▶ **Written problem**
Locate the word "true" in the entries below, then gather every line that holds it.

▶ **Record excerpts**
++++
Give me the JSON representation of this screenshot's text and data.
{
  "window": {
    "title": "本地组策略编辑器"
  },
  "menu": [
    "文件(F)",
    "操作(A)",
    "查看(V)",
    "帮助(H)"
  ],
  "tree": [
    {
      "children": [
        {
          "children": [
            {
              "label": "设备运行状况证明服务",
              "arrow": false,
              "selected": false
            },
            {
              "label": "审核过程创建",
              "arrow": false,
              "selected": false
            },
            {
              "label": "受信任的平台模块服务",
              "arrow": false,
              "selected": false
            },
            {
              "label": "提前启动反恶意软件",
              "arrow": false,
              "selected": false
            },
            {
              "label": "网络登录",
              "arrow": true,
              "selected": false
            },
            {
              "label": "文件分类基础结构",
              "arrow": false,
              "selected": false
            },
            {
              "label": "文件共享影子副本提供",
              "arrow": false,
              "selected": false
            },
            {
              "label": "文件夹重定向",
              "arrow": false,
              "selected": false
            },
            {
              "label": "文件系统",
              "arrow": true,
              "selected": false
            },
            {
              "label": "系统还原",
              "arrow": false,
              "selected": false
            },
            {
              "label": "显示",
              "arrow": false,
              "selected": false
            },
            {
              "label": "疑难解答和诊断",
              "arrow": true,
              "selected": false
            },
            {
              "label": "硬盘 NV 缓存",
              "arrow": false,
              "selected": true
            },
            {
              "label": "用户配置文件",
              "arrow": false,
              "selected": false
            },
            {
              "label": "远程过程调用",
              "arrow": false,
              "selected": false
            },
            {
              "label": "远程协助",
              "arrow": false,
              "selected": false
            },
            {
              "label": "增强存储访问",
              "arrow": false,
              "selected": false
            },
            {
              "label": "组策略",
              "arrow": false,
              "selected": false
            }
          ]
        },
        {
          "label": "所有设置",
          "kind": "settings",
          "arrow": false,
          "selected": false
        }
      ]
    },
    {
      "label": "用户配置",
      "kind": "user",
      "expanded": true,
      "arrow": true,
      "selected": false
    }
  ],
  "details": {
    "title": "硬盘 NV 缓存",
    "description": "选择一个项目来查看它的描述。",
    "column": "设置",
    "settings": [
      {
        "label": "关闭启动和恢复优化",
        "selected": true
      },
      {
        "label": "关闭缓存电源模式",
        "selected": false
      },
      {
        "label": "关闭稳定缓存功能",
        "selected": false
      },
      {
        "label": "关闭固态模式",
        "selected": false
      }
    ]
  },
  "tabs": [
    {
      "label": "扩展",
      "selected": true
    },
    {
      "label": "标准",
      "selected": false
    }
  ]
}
++++
▶ **Response for this exercise**
              "arrow": true,
              "arrow": true,
              "arrow": true,
              "selected": true
      "expanded": true,
      "arrow": true,
        "selected": true
      "selected": true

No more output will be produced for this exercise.